— start of Data section —
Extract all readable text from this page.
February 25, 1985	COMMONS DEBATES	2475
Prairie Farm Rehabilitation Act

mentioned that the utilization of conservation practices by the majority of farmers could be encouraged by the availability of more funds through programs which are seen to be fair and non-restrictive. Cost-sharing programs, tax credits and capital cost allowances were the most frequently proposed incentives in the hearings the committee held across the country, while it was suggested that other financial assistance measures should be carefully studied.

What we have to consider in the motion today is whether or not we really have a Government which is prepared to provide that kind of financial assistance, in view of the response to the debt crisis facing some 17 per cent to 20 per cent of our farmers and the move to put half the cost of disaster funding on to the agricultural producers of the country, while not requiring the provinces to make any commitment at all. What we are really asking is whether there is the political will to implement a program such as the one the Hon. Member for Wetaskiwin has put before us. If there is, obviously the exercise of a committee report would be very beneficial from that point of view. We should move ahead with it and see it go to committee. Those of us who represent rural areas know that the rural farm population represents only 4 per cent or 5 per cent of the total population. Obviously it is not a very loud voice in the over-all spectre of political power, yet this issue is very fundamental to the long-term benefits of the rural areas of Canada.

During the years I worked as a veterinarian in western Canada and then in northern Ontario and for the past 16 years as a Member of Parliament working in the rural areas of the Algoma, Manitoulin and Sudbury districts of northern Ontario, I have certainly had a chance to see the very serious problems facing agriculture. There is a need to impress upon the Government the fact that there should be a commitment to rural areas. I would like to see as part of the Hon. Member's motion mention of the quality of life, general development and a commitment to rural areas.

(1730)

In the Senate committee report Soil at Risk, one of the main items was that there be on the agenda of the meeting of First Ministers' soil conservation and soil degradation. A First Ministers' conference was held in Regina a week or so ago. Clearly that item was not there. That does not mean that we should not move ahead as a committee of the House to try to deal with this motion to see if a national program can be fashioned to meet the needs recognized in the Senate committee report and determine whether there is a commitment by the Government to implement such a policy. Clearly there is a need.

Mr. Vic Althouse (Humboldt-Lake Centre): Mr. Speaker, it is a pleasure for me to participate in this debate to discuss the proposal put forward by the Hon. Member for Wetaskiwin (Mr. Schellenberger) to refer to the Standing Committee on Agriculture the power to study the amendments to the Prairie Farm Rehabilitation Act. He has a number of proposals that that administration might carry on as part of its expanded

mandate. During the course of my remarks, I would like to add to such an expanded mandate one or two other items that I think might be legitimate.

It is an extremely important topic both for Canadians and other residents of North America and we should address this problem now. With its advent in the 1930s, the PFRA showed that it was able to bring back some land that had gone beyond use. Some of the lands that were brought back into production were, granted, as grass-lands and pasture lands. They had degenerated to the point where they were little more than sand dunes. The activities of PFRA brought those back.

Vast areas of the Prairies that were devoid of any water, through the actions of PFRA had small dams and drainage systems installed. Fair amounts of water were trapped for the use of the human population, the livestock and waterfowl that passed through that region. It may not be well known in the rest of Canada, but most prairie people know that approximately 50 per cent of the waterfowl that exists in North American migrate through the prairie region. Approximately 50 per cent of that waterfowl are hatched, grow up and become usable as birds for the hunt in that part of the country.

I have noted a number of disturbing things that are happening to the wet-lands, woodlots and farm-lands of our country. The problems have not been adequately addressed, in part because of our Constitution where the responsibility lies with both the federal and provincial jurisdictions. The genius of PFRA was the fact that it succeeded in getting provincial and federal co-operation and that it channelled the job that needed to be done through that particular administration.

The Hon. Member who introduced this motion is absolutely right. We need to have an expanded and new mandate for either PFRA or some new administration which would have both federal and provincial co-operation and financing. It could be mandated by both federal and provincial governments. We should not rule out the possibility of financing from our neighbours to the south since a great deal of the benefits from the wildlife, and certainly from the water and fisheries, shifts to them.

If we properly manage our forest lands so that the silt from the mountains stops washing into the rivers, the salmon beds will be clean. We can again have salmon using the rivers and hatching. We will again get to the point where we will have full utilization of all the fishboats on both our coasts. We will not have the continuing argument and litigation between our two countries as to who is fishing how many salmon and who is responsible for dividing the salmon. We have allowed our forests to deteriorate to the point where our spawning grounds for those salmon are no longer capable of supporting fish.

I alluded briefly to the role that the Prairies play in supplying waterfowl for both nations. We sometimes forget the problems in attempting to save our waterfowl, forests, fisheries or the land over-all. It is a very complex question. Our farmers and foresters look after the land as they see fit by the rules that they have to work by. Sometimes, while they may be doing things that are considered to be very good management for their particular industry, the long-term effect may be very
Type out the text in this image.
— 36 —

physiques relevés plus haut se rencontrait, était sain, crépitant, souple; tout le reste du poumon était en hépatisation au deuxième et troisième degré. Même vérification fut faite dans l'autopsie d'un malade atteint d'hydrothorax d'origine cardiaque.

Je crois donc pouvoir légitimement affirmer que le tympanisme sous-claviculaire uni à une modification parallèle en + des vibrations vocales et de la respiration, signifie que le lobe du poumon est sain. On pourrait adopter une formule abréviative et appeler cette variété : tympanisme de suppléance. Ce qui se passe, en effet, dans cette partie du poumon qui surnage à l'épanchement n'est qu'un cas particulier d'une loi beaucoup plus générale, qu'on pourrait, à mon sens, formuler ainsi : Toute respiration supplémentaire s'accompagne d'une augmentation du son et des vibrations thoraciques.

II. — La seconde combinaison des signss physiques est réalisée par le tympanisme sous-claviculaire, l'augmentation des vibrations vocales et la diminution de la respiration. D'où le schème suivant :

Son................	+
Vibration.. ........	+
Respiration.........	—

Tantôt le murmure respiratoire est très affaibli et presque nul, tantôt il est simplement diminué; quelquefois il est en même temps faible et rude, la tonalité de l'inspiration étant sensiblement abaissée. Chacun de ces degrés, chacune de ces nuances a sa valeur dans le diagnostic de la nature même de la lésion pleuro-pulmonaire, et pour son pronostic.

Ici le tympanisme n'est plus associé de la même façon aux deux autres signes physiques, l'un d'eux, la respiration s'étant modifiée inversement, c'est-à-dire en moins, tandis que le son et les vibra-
— end of Data section —
(What you have to do)
Could you quote, exactly as they appear, the line containing "Type out the text in this image." and every line after it to the end of the records above?

(Problem solution)
Type out the text in this image.
— 36 —

physiques relevés plus haut se rencontrait, était sain, crépitant, souple; tout le reste du poumon était en hépatisation au deuxième et troisième degré. Même vérification fut faite dans l'autopsie d'un malade atteint d'hydrothorax d'origine cardiaque.

Je crois donc pouvoir légitimement affirmer que le tympanisme sous-claviculaire uni à une modification parallèle en + des vibrations vocales et de la respiration, signifie que le lobe du poumon est sain. On pourrait adopter une formule abréviative et appeler cette variété : tympanisme de suppléance. Ce qui se passe, en effet, dans cette partie du poumon qui surnage à l'épanchement n'est qu'un cas particulier d'une loi beaucoup plus générale, qu'on pourrait, à mon sens, formuler ainsi : Toute respiration supplémentaire s'accompagne d'une augmentation du son et des vibrations thoraciques.

II. — La seconde combinaison des signss physiques est réalisée par le tympanisme sous-claviculaire, l'augmentation des vibrations vocales et la diminution de la respiration. D'où le schème suivant :

Son................	+
Vibration.. ........	+
Respiration.........	—

Tantôt le murmure respiratoire est très affaibli et presque nul, tantôt il est simplement diminué; quelquefois il est en même temps faible et rude, la tonalité de l'inspiration étant sensiblement abaissée. Chacun de ces degrés, chacune de ces nuances a sa valeur dans le diagnostic de la nature même de la lésion pleuro-pulmonaire, et pour son pronostic.

Ici le tympanisme n'est plus associé de la même façon aux deux autres signes physiques, l'un d'eux, la respiration s'étant modifiée inversement, c'est-à-dire en moins, tandis que le son et les vibra-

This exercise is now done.